** What the exercise asks **
Write the count of lines that contain the word "studiu" and nothing else.
━━━━━━━━━━━━━━━━━━━━━━━━━━━━━━
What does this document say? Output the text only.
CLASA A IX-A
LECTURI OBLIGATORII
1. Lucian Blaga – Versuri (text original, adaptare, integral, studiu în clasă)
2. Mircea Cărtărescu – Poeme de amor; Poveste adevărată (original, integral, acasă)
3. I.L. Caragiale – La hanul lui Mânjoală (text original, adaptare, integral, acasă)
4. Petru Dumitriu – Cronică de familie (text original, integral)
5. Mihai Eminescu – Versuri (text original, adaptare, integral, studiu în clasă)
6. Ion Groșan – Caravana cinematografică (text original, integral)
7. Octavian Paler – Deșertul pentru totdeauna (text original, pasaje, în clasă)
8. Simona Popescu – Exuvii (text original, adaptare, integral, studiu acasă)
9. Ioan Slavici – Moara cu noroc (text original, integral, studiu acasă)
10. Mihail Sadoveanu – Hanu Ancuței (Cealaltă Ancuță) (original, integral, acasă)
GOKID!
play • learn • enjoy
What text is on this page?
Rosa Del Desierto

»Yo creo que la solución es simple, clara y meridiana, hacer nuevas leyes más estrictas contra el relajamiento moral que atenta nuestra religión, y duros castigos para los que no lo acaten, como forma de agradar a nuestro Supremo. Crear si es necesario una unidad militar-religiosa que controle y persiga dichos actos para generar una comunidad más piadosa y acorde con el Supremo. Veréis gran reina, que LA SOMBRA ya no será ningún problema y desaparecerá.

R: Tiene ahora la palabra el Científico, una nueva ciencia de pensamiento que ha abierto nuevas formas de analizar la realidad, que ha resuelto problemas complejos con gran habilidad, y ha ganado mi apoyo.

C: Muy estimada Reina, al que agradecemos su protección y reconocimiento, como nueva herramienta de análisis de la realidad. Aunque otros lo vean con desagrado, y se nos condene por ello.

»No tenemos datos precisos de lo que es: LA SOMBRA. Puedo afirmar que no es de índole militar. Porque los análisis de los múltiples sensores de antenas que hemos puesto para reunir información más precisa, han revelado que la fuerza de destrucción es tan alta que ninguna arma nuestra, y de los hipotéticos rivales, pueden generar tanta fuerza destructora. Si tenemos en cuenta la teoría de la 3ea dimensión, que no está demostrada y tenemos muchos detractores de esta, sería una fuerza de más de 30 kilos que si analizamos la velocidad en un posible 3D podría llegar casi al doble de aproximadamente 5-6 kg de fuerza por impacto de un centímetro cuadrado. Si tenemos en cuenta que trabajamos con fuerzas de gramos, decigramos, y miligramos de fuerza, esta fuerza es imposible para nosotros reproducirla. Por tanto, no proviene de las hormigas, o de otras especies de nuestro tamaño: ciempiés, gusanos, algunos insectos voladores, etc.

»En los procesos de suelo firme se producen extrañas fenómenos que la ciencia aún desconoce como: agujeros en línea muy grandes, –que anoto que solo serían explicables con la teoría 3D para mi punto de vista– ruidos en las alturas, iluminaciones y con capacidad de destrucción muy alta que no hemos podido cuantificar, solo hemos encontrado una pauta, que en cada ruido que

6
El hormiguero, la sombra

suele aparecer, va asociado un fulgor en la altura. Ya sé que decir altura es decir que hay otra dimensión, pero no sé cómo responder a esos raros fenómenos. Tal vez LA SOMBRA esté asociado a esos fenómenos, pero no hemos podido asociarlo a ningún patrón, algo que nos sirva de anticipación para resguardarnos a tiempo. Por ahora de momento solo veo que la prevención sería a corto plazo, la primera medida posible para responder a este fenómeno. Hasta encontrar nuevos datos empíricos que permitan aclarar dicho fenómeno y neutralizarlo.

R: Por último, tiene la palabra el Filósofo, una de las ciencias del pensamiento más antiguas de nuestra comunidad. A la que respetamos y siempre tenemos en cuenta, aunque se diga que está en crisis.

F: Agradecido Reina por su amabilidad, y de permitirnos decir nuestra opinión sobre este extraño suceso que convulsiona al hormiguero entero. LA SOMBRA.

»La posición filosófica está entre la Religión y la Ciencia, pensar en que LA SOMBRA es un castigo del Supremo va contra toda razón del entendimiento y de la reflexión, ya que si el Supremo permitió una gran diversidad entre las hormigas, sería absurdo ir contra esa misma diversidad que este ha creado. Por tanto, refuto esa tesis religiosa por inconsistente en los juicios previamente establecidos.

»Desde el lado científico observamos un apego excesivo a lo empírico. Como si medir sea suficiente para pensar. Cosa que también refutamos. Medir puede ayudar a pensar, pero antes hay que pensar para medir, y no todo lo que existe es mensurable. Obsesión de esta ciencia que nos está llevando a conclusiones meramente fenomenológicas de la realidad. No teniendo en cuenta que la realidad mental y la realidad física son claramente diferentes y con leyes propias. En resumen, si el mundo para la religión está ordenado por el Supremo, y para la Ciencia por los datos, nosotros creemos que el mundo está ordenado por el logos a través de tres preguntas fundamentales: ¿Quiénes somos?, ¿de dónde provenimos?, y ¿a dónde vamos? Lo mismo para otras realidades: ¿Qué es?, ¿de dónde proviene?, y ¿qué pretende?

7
━━━━━━━━━━━━━━━━━━━━━━━━━━━━━━
** Completed exercise **
4